◆ PROMPT ◆
Using the entries below, quote exactly the span of lines that begins with the line containing "Parse this screenshot: output" and ends with the final line.

◆ DATA FOR PROCESSING ◆
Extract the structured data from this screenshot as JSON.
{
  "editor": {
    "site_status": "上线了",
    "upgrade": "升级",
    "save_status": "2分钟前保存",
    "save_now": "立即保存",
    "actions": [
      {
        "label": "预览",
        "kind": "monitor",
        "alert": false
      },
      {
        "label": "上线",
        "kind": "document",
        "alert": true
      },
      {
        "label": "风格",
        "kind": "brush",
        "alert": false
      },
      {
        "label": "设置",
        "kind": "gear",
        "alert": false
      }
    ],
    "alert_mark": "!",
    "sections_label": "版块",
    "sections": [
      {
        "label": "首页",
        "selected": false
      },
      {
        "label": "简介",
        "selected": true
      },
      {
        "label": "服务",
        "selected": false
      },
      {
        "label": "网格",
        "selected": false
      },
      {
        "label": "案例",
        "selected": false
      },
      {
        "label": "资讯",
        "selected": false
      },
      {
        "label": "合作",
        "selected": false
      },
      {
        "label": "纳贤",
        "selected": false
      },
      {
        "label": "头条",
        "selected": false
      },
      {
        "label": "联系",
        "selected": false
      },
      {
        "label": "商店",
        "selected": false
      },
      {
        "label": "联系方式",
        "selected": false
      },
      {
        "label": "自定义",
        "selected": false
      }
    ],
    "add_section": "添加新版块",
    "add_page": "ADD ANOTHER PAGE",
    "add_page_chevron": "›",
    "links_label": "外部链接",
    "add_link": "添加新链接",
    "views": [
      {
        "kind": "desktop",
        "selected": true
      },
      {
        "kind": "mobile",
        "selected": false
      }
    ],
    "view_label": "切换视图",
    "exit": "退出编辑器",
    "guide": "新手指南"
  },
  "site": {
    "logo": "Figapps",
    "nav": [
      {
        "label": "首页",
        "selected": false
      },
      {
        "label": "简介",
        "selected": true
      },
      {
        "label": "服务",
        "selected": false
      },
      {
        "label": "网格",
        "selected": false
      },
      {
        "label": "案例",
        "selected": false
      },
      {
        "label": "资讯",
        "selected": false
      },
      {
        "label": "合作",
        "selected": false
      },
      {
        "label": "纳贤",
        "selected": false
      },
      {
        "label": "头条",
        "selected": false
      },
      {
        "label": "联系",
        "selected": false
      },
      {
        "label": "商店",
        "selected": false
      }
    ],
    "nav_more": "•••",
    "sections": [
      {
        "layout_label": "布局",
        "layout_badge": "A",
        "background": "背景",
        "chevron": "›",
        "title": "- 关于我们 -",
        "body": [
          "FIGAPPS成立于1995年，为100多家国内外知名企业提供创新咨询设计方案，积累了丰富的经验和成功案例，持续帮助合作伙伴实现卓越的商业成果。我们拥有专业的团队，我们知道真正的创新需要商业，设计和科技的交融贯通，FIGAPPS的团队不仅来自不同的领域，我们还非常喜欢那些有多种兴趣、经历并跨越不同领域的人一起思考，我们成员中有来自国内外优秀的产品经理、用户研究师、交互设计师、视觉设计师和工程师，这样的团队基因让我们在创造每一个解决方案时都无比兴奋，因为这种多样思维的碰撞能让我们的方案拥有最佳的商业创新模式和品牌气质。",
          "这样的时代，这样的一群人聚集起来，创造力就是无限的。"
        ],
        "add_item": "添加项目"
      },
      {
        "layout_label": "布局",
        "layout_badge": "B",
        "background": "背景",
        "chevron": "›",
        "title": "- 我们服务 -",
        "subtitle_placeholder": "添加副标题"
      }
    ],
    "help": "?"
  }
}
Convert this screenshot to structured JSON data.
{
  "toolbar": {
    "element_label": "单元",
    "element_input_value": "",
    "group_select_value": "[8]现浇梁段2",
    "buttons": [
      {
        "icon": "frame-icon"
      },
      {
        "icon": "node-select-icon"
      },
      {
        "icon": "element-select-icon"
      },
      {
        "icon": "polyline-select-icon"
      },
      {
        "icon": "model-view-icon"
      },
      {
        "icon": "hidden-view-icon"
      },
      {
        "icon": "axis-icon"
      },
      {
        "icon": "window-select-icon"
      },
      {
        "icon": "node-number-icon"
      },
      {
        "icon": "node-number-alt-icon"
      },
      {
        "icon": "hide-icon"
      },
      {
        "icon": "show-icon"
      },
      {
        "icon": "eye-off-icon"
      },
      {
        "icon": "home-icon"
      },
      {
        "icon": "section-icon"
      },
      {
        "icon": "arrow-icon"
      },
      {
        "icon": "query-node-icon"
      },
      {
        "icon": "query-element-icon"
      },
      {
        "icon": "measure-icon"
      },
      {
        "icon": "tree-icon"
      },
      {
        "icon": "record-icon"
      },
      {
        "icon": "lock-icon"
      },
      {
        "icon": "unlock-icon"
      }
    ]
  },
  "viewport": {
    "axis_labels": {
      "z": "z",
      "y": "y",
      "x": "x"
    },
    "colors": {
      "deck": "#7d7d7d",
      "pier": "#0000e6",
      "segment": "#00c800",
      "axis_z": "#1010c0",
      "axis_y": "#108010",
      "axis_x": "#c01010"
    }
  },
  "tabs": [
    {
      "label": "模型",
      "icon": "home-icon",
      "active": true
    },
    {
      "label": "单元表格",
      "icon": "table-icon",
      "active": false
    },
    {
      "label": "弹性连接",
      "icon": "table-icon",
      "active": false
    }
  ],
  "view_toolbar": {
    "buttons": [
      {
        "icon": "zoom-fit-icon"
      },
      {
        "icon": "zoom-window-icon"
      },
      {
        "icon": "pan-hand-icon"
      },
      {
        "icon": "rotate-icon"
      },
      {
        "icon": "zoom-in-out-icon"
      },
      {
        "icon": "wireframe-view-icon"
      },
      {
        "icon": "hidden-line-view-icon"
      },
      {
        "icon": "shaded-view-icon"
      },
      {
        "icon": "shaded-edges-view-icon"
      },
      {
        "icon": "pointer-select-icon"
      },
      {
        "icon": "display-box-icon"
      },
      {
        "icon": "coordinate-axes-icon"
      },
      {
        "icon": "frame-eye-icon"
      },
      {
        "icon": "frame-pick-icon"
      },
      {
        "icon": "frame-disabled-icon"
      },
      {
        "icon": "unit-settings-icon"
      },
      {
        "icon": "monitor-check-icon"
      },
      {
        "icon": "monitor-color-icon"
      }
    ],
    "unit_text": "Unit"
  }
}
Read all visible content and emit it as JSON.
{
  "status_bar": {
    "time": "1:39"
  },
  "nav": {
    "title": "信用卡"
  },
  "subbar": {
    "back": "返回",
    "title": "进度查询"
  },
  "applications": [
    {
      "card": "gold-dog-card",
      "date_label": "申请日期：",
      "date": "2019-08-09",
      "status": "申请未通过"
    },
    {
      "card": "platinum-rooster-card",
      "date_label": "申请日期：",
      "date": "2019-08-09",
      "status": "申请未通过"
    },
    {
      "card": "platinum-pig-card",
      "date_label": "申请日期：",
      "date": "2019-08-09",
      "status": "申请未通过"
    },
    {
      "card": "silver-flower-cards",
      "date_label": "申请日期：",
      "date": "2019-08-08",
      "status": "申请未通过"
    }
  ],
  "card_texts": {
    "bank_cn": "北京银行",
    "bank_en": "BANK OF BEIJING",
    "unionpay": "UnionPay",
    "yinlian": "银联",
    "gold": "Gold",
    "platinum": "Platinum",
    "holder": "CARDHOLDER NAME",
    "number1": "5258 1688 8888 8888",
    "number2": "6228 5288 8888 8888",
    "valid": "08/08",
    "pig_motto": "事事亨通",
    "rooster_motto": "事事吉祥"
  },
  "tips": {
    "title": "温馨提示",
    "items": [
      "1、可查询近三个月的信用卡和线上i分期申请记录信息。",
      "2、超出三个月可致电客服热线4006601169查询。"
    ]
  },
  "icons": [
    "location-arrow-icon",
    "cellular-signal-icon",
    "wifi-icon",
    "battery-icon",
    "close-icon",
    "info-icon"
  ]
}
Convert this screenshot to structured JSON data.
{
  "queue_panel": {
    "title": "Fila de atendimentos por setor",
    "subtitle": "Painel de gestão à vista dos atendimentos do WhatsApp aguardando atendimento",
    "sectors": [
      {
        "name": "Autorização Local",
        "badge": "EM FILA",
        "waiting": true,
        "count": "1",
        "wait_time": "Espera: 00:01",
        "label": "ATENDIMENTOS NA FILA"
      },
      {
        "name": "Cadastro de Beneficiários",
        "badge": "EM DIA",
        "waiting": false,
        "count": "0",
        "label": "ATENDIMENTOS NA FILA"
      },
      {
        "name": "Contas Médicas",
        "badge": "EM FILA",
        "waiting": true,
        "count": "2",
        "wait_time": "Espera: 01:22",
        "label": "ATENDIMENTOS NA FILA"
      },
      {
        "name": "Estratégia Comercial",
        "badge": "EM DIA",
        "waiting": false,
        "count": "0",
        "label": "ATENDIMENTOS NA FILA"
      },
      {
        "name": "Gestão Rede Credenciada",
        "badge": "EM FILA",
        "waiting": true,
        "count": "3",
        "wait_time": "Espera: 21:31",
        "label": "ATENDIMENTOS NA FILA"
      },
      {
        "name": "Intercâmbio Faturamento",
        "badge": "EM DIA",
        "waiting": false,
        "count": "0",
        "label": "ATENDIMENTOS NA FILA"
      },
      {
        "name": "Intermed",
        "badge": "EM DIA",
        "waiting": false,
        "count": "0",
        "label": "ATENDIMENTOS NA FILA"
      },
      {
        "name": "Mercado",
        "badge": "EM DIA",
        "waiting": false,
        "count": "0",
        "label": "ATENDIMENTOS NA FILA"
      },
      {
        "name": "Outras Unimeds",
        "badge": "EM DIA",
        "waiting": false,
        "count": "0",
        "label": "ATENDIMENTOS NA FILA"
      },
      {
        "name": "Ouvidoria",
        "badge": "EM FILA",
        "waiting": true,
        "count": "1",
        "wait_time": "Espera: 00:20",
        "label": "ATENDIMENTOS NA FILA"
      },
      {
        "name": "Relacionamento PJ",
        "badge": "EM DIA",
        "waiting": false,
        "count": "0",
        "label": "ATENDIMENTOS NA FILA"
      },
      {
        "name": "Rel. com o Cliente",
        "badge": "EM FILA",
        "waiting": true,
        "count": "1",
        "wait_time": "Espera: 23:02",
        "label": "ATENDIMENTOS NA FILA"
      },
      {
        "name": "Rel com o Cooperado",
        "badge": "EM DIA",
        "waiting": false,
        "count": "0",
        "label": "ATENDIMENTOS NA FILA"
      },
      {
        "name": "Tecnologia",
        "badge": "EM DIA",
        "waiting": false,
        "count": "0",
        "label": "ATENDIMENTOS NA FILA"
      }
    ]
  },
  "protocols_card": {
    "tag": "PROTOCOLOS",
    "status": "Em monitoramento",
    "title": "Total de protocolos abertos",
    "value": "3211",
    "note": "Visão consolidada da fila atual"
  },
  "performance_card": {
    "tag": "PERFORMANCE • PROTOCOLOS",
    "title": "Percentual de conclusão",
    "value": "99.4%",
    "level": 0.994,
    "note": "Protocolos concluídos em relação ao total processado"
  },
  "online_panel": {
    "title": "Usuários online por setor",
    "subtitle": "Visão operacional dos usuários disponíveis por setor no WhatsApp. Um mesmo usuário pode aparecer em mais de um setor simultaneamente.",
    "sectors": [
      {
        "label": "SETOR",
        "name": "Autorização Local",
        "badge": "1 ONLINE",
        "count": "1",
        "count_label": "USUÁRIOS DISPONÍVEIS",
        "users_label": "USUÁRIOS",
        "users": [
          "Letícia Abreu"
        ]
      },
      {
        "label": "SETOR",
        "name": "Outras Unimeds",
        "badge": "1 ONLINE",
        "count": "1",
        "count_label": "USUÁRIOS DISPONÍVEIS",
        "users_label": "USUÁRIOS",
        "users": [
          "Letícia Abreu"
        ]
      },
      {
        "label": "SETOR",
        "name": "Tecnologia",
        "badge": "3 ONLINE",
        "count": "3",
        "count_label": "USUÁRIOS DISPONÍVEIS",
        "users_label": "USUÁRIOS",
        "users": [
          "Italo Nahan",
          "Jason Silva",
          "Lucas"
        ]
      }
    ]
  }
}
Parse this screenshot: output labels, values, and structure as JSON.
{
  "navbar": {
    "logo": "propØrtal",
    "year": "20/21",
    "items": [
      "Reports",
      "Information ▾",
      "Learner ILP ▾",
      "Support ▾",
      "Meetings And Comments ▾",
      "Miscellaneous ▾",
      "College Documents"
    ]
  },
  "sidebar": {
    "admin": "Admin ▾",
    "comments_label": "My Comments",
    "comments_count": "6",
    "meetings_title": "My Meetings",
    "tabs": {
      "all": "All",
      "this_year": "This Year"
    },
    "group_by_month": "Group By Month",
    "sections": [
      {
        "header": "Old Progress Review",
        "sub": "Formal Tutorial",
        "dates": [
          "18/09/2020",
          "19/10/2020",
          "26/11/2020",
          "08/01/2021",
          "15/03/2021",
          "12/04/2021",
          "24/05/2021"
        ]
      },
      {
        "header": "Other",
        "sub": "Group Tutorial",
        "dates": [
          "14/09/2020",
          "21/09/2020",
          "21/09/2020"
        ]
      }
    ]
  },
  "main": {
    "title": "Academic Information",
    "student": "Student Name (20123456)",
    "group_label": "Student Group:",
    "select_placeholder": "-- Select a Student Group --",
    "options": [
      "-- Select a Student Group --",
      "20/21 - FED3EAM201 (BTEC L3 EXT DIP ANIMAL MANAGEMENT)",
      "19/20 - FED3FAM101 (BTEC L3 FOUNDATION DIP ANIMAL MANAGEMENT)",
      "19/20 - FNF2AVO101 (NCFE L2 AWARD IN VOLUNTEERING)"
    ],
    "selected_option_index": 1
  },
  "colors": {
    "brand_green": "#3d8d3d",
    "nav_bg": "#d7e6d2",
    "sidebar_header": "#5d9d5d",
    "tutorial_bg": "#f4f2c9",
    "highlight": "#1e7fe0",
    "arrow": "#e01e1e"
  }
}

◆ ANSWER TO THIS PROBLEM ◆
Parse this screenshot: output labels, values, and structure as JSON.
{
  "navbar": {
    "logo": "propØrtal",
    "year": "20/21",
    "items": [
      "Reports",
      "Information ▾",
      "Learner ILP ▾",
      "Support ▾",
      "Meetings And Comments ▾",
      "Miscellaneous ▾",
      "College Documents"
    ]
  },
  "sidebar": {
    "admin": "Admin ▾",
    "comments_label": "My Comments",
    "comments_count": "6",
    "meetings_title": "My Meetings",
    "tabs": {
      "all": "All",
      "this_year": "This Year"
    },
    "group_by_month": "Group By Month",
    "sections": [
      {
        "header": "Old Progress Review",
        "sub": "Formal Tutorial",
        "dates": [
          "18/09/2020",
          "19/10/2020",
          "26/11/2020",
          "08/01/2021",
          "15/03/2021",
          "12/04/2021",
          "24/05/2021"
        ]
      },
      {
        "header": "Other",
        "sub": "Group Tutorial",
        "dates": [
          "14/09/2020",
          "21/09/2020",
          "21/09/2020"
        ]
      }
    ]
  },
  "main": {
    "title": "Academic Information",
    "student": "Student Name (20123456)",
    "group_label": "Student Group:",
    "select_placeholder": "-- Select a Student Group --",
    "options": [
      "-- Select a Student Group --",
      "20/21 - FED3EAM201 (BTEC L3 EXT DIP ANIMAL MANAGEMENT)",
      "19/20 - FED3FAM101 (BTEC L3 FOUNDATION DIP ANIMAL MANAGEMENT)",
      "19/20 - FNF2AVO101 (NCFE L2 AWARD IN VOLUNTEERING)"
    ],
    "selected_option_index": 1
  },
  "colors": {
    "brand_green": "#3d8d3d",
    "nav_bg": "#d7e6d2",
    "sidebar_header": "#5d9d5d",
    "tutorial_bg": "#f4f2c9",
    "highlight": "#1e7fe0",
    "arrow": "#e01e1e"
  }
}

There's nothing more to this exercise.